======== 原文抜粋 ========
私が若いころは、「なんとなく仏像が素敵♥」なので、雰囲気に浸って仏像を眺めていました

一方で、そんな自分に対して

「たいしてわかってないくせに…」

という違和感も持ち続けていました

 

有名で素敵な仏像に出会うだけでも、もちろんいいと思います

でも、もしも知識ゼロでなーんにもわからないままその道をつき進むと、自分の勝手な思いこみや間違いを増幅させたまま、

本来のその仏像や文化財が持つ意味や作者の意図、さらに「その時代」の人たちの願いがわからないまま、結局は独りよがりの自己満足で終わると思うのです

そして、一番恐ろしいのは、そんな姿を無邪気にさらしてしまうことです

だから、少しでも、その時代の人々の願い、仏師が担った役割、仏像のあの表情の中に有るものは何なのか?などということを考える、そうしないと好きであるはずの仏像に対しても失礼だと思うのです

 

そしてその上で、阿修羅 がイケメンだと思ってもいいし、東大寺戒壇院の四天王のことをみんなはハンサムだというけど、私の好みではないかも、、とか言ってもいいと思うのです

 

日ごろ私はそんな風に自分を戒めながら、

より深く知りたいという思いに突き動かされてお偉い先生方が書き残した論文を読ませていただいているのですが……

 

それなのに、時々感情的な論文に出会ってしまって、混乱するのです

 

私の人生に少なからぬ影響を与えた亀井勝一郎の「大和古寺風物誌」とか、和辻哲郎「古寺巡礼」、それから今話題にしているような古い論文の中にも、感情を前面に出した文章が散見されます

 

とくに「大和古寺風物誌」は若いころ心酔していたにもかかわらず、最近は違和感が大きくて

「これはどうしたものだろう?」
========
- **出題**
仏像との向き合い方を語った上の文章を、最後の一文に続けて書き進めてください。
======== 提供データ ========
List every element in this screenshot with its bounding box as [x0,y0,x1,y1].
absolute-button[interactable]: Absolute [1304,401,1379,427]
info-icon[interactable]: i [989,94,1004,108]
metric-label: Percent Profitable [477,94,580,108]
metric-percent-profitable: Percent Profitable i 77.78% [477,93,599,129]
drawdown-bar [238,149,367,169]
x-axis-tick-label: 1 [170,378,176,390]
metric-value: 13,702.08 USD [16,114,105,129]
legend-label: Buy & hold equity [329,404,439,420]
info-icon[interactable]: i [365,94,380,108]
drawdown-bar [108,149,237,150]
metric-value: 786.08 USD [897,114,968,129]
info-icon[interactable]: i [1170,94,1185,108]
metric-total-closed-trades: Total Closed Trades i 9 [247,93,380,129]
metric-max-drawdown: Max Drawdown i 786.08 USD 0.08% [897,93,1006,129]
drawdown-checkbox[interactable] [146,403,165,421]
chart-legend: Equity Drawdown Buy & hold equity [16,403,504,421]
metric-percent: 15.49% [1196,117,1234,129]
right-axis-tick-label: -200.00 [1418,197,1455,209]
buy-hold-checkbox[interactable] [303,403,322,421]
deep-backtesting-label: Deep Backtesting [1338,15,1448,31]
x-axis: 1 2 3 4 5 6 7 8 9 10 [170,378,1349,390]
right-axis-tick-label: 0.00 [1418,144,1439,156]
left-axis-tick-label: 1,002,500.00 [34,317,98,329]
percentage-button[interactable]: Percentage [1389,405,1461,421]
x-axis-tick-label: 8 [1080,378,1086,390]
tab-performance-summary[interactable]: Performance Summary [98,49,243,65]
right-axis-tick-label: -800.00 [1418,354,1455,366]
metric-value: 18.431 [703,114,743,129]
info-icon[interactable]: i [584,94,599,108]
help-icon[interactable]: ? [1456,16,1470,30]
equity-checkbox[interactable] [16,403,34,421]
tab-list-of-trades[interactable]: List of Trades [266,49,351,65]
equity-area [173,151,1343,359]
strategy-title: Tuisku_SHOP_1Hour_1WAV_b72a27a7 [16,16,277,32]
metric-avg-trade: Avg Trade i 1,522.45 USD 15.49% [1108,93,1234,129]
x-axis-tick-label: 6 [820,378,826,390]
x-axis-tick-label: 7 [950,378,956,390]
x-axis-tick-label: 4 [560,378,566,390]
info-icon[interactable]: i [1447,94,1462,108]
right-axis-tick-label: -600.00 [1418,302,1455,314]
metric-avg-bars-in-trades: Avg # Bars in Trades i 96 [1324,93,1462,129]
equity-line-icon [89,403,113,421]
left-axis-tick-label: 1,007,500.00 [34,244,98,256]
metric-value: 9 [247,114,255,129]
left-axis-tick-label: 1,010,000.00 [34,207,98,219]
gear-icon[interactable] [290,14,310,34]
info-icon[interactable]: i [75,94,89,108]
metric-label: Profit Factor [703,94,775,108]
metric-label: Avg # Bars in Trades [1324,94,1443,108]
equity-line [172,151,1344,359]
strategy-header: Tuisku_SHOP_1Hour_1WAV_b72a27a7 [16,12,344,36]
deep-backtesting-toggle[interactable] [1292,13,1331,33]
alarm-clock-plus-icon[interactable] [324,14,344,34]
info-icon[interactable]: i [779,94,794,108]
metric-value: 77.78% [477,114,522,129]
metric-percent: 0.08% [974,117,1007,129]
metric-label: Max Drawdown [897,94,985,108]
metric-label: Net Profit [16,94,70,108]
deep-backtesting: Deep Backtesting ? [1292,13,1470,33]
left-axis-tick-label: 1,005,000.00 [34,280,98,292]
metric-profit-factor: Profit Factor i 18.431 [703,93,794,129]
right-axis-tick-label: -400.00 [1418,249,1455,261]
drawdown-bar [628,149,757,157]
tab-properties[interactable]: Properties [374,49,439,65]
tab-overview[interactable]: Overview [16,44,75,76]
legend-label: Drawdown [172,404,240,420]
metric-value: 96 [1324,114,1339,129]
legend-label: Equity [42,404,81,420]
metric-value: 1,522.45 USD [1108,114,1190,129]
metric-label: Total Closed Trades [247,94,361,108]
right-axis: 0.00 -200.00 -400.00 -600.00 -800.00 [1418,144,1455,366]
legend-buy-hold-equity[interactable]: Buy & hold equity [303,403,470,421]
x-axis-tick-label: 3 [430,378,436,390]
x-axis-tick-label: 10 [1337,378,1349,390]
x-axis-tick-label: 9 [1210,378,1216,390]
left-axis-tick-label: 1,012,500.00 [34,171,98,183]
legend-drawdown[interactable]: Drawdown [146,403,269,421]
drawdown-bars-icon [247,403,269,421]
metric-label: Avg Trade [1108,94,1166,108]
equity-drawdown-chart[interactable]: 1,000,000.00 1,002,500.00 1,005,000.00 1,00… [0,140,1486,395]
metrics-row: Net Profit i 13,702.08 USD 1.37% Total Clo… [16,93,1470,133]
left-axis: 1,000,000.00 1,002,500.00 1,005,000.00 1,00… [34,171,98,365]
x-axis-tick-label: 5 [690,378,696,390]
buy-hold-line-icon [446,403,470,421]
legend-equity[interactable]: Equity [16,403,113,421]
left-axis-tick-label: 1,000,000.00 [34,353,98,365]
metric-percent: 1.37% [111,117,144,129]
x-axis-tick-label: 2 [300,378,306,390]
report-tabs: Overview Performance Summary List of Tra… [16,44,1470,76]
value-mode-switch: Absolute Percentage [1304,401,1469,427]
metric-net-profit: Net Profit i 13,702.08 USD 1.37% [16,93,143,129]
========
- **演習の解答**
と苦悩(なんてほどのものでもないが)しましたが…

これについては(論文とは)ジャンルが違うという言葉をいただきました

なるほど!です

この「仕訳け」には救われました

 

亀井さんや和辻さんは、もともと知識人で文章が魅力的なので、そんな人たちが奈良の仏像について書けばそれはもうものすごい影響を人々に与えてしまいます

しかし、それらの文章は学術論文ではないために、時としてあいまいだったり間違っていることもあるわけです

さらに、筆者の過度な陶酔に影響されて、読んでいるこちらまで「その気」になってしまうこともありえるわけです

 

このような「無知」と「勘違い」は、どちらも恐ろしいものです

 

文化財に接する時は、その文化財が今までに背負ってきた歴史を知ろうとする姿勢が必要なんじゃないかと思います




 

数年前ですが、仏像に対するときの態度についてブログに書いたことがありました仏像

 ↓これです

2014-12-20 仏像に接する時の心のありかたについて

 

 


現代の論文は、情緒的なものは少ないと思いますが、

「感情的な」論戦みたいなものは時々あるようで、ケンカしないでねハートブレイクとヒヤッとします

(それこそ、仏さまに悪いものね〜)



 

 

ところで、私はアナログ派なので(パソコンについていけないだけ)、

論文の情報をこんな風にカード化してみました(写真 をぼやけさせようと思ったのですがそれもうまくいかず、クオリティの低い加工写真となりまさた…泣笑汗)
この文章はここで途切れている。